-- begin Supplied material --

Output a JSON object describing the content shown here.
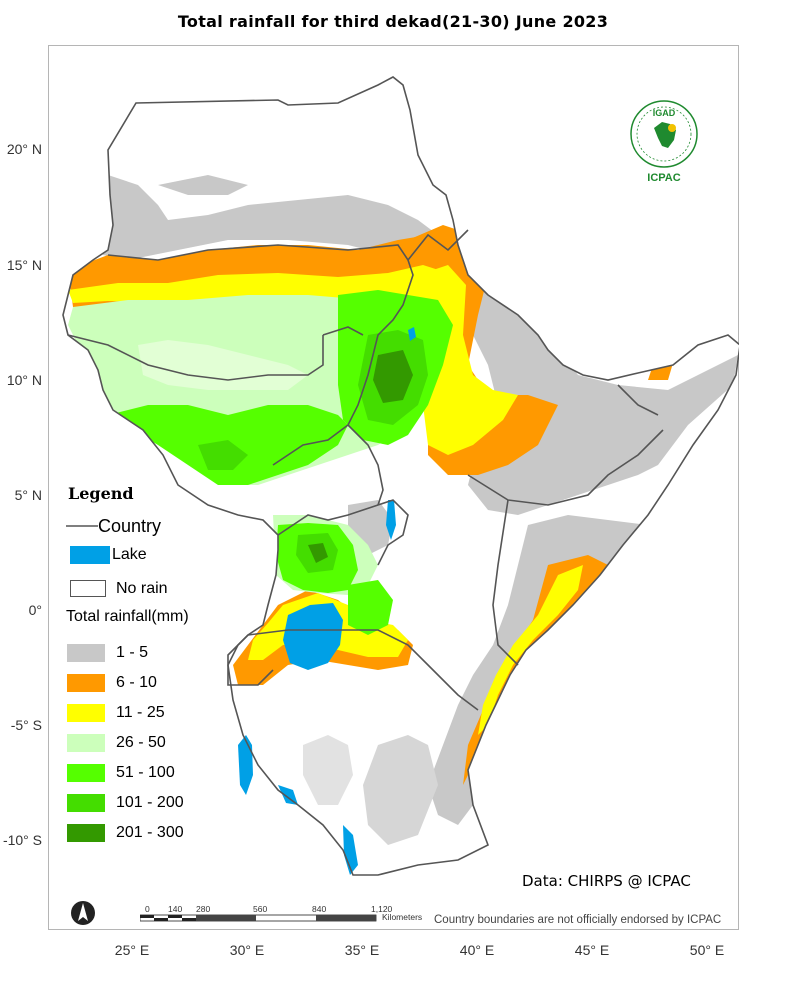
{
  "title": "Total rainfall  for  third dekad(21-30)  June  2023",
  "lat_ticks": [
    "20° N",
    "15° N",
    "10° N",
    "5° N",
    "0°",
    "-5° S",
    "-10° S"
  ],
  "lon_ticks": [
    "25° E",
    "30° E",
    "35° E",
    "40° E",
    "45° E",
    "50° E"
  ],
  "legend": {
    "title": "Legend",
    "country_label": "Country",
    "lake_label": "Lake",
    "norain_label": "No rain",
    "total_label": "Total rainfall(mm)",
    "classes": [
      {
        "label": "1 - 5",
        "color": "#c8c8c8"
      },
      {
        "label": "6 - 10",
        "color": "#ff9900"
      },
      {
        "label": "11 - 25",
        "color": "#ffff00"
      },
      {
        "label": "26 - 50",
        "color": "#ccffbb"
      },
      {
        "label": "51 - 100",
        "color": "#55ff00"
      },
      {
        "label": "101 - 200",
        "color": "#44dd00"
      },
      {
        "label": "201 - 300",
        "color": "#339900"
      }
    ],
    "lake_color": "#00a0e6"
  },
  "logo": {
    "top": "IGAD",
    "bottom": "ICPAC"
  },
  "source": "Data: CHIRPS @ ICPAC",
  "disclaimer": "Country boundaries are not officially endorsed by ICPAC",
  "scale": {
    "labels": [
      "0",
      "140",
      "280",
      "560",
      "840",
      "1,120"
    ],
    "units": "Kilometers"
  }
}
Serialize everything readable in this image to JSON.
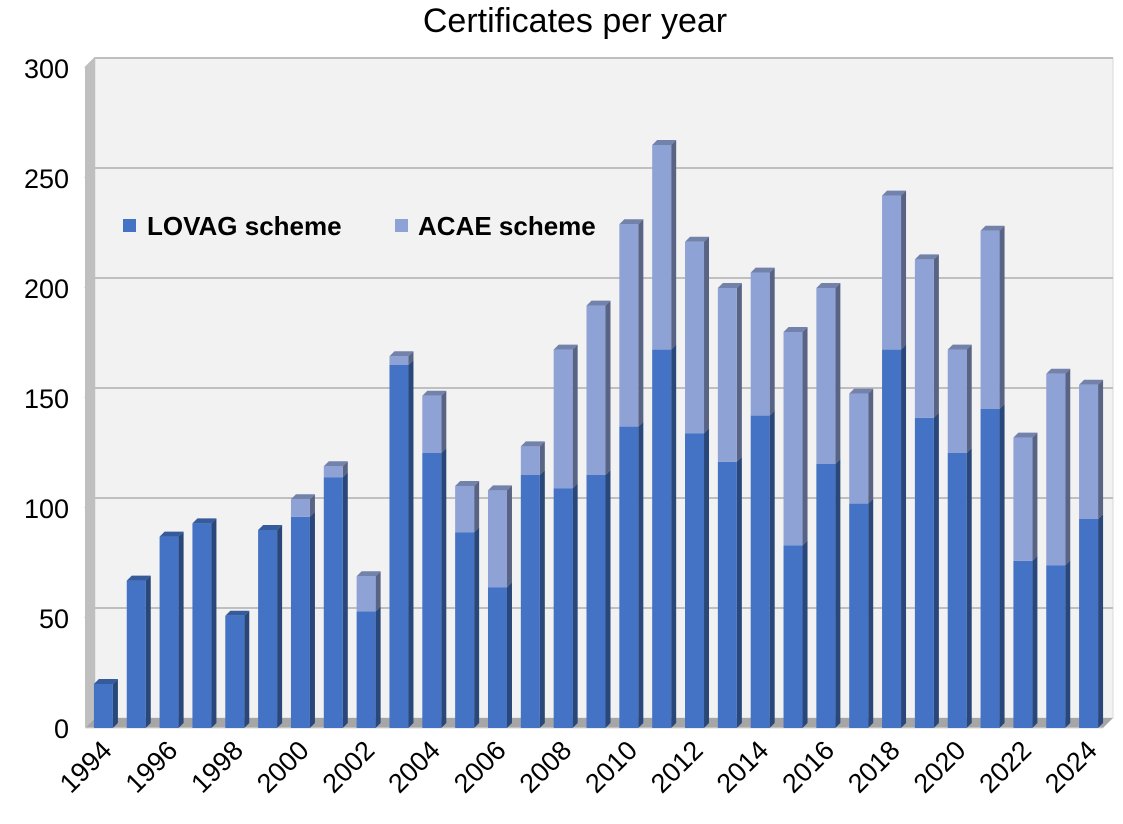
{
  "chart_data": {
    "type": "bar",
    "stacked": true,
    "title": "Certificates per year",
    "xlabel": "",
    "ylabel": "",
    "ylim": [
      0,
      300
    ],
    "yticks": [
      0,
      50,
      100,
      150,
      200,
      250,
      300
    ],
    "categories": [
      1994,
      1995,
      1996,
      1997,
      1998,
      1999,
      2000,
      2001,
      2002,
      2003,
      2004,
      2005,
      2006,
      2007,
      2008,
      2009,
      2010,
      2011,
      2012,
      2013,
      2014,
      2015,
      2016,
      2017,
      2018,
      2019,
      2020,
      2021,
      2022,
      2023,
      2024
    ],
    "xtick_labels": [
      "1994",
      "1996",
      "1998",
      "2000",
      "2002",
      "2004",
      "2006",
      "2008",
      "2010",
      "2012",
      "2014",
      "2016",
      "2018",
      "2020",
      "2022",
      "2024"
    ],
    "series": [
      {
        "name": "LOVAG scheme",
        "color": "#4472C4",
        "values": [
          20,
          67,
          87,
          93,
          51,
          90,
          96,
          114,
          53,
          165,
          125,
          89,
          64,
          115,
          109,
          115,
          137,
          172,
          134,
          121,
          142,
          83,
          120,
          102,
          172,
          141,
          125,
          145,
          76,
          74,
          95
        ]
      },
      {
        "name": "ACAE scheme",
        "color": "#8FA2D6",
        "values": [
          0,
          0,
          0,
          0,
          0,
          0,
          8,
          5,
          16,
          4,
          26,
          21,
          44,
          13,
          63,
          77,
          92,
          93,
          87,
          79,
          65,
          97,
          80,
          50,
          70,
          72,
          47,
          81,
          56,
          87,
          61
        ]
      }
    ],
    "grid": true,
    "legend": "top-left",
    "colors": {
      "plot_background": "#F2F2F2",
      "floor": "#A6A6A6",
      "gridline": "#BFBFBF"
    }
  }
}
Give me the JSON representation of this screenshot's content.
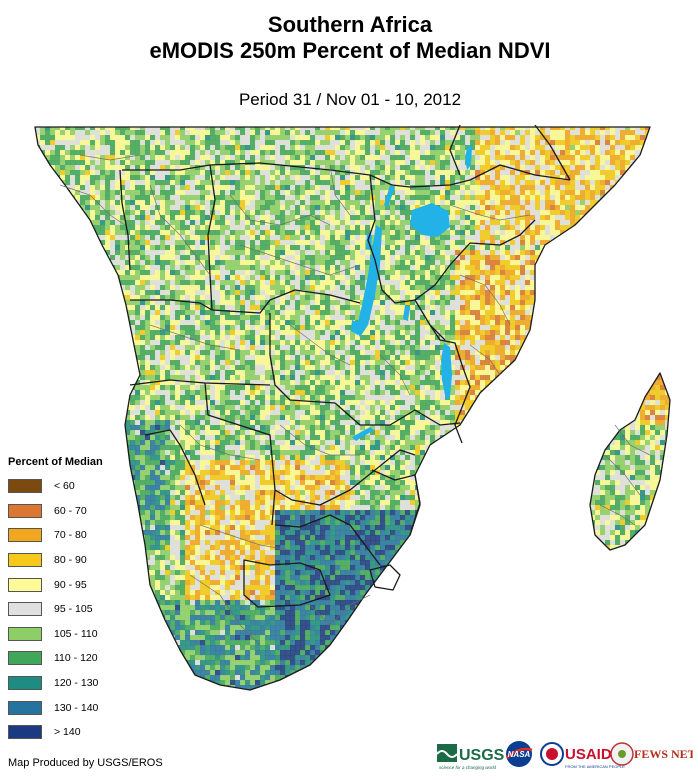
{
  "title": {
    "line1": "Southern Africa",
    "line2": "eMODIS 250m Percent of Median NDVI"
  },
  "subtitle": "Period 31 / Nov 01 - 10, 2012",
  "legend": {
    "title": "Percent of Median",
    "items": [
      {
        "label": "< 60",
        "color": "#7a4a0e"
      },
      {
        "label": "60 - 70",
        "color": "#db7730"
      },
      {
        "label": "70 - 80",
        "color": "#f2a61e"
      },
      {
        "label": "80 - 90",
        "color": "#f5c918"
      },
      {
        "label": "90 - 95",
        "color": "#fdfb97"
      },
      {
        "label": "95 - 105",
        "color": "#e0e0e0"
      },
      {
        "label": "105 - 110",
        "color": "#8dcf66"
      },
      {
        "label": "110 - 120",
        "color": "#3fa65a"
      },
      {
        "label": "120 - 130",
        "color": "#1f8c82"
      },
      {
        "label": "130 - 140",
        "color": "#2574a0"
      },
      {
        "label": "> 140",
        "color": "#1b3a82"
      }
    ]
  },
  "credit": "Map Produced by USGS/EROS",
  "logos": {
    "usgs": "USGS",
    "usgs_tagline": "science for a changing world",
    "nasa": "NASA",
    "usaid": "USAID",
    "usaid_tagline": "FROM THE AMERICAN PEOPLE",
    "fews": "FEWS NET"
  },
  "colors": {
    "water": "#22b2e8",
    "border": "#1a1a1a",
    "land_base": "#d6dcb0"
  }
}
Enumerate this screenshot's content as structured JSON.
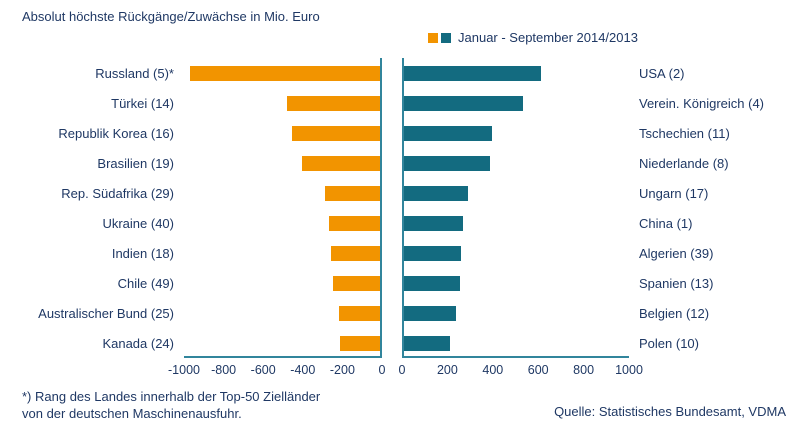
{
  "title": "Absolut höchste Rückgänge/Zuwächse in Mio. Euro",
  "legend": {
    "label": "Januar - September 2014/2013",
    "decline_color": "#F29400",
    "increase_color": "#136B80"
  },
  "footnote": {
    "line1": "*) Rang des Landes innerhalb der Top-50 Zielländer",
    "line2": "von der deutschen Maschinenausfuhr."
  },
  "source": "Quelle: Statistisches Bundesamt, VDMA",
  "chart_data": {
    "type": "bar",
    "orientation": "horizontal",
    "title": "Absolut höchste Rückgänge/Zuwächse in Mio. Euro",
    "legend_label": "Januar - September 2014/2013",
    "grid": false,
    "left": {
      "name": "Rückgänge (declines)",
      "color": "#F29400",
      "xlim": [
        -1000,
        0
      ],
      "ticks": [
        -1000,
        -800,
        -600,
        -400,
        -200,
        0
      ],
      "categories": [
        "Russland (5)*",
        "Türkei (14)",
        "Republik Korea (16)",
        "Brasilien (19)",
        "Rep. Südafrika (29)",
        "Ukraine (40)",
        "Indien (18)",
        "Chile (49)",
        "Australischer Bund (25)",
        "Kanada (24)"
      ],
      "values": [
        -970,
        -475,
        -450,
        -400,
        -280,
        -258,
        -248,
        -242,
        -207,
        -202
      ]
    },
    "right": {
      "name": "Zuwächse (increases)",
      "color": "#136B80",
      "xlim": [
        0,
        1000
      ],
      "ticks": [
        0,
        200,
        400,
        600,
        800,
        1000
      ],
      "categories": [
        "USA (2)",
        "Verein. Königreich (4)",
        "Tschechien (11)",
        "Niederlande (8)",
        "Ungarn (17)",
        "China (1)",
        "Algerien (39)",
        "Spanien (13)",
        "Belgien (12)",
        "Polen (10)"
      ],
      "values": [
        610,
        530,
        390,
        380,
        285,
        262,
        252,
        247,
        232,
        205
      ]
    }
  }
}
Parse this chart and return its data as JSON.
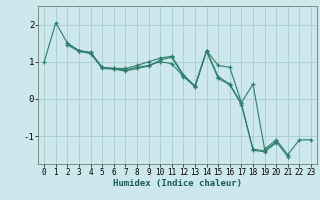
{
  "title": "",
  "xlabel": "Humidex (Indice chaleur)",
  "ylabel": "",
  "bg_color": "#cce8ec",
  "grid_color": "#aacccc",
  "line_color": "#2e7d6e",
  "xlim": [
    -0.5,
    23.5
  ],
  "ylim": [
    -1.75,
    2.5
  ],
  "yticks": [
    -1,
    0,
    1,
    2
  ],
  "xticks": [
    0,
    1,
    2,
    3,
    4,
    5,
    6,
    7,
    8,
    9,
    10,
    11,
    12,
    13,
    14,
    15,
    16,
    17,
    18,
    19,
    20,
    21,
    22,
    23
  ],
  "lines": [
    {
      "x": [
        0,
        1,
        2,
        3,
        4,
        5,
        6,
        7,
        8,
        9,
        10,
        11,
        12,
        13,
        14,
        15,
        16,
        17,
        18,
        19,
        20,
        21,
        22,
        23
      ],
      "y": [
        1.0,
        2.05,
        1.5,
        1.3,
        1.25,
        0.85,
        0.82,
        0.78,
        0.85,
        0.9,
        1.0,
        0.95,
        0.6,
        0.35,
        1.3,
        0.9,
        0.85,
        -0.1,
        0.4,
        -1.35,
        -1.1,
        -1.5,
        -1.1,
        -1.1
      ]
    },
    {
      "x": [
        2,
        3,
        4,
        5,
        6,
        7,
        8,
        9,
        10,
        11,
        12,
        13,
        14,
        15,
        16,
        17,
        18,
        19,
        20,
        21
      ],
      "y": [
        1.5,
        1.3,
        1.25,
        0.85,
        0.82,
        0.82,
        0.9,
        1.0,
        1.1,
        1.15,
        0.65,
        0.35,
        1.3,
        0.6,
        0.4,
        -0.12,
        -1.35,
        -1.4,
        -1.15,
        -1.55
      ]
    },
    {
      "x": [
        2,
        3,
        4,
        5,
        6,
        7,
        8,
        9,
        10,
        11,
        12,
        13,
        14,
        15,
        16,
        17,
        18,
        19,
        20
      ],
      "y": [
        1.45,
        1.28,
        1.22,
        0.82,
        0.8,
        0.75,
        0.82,
        0.88,
        1.05,
        1.12,
        0.62,
        0.32,
        1.28,
        0.55,
        0.38,
        -0.15,
        -1.38,
        -1.42,
        -1.18
      ]
    }
  ]
}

-- end Supplied material --

# Exercise requirements
Search the entries for the word "Euro", then gather every line that has it.

# Answer
  "title": "Absolut höchste Rückgänge/Zuwächse in Mio. Euro",
    "title": "Absolut höchste Rückgänge/Zuwächse in Mio. Euro",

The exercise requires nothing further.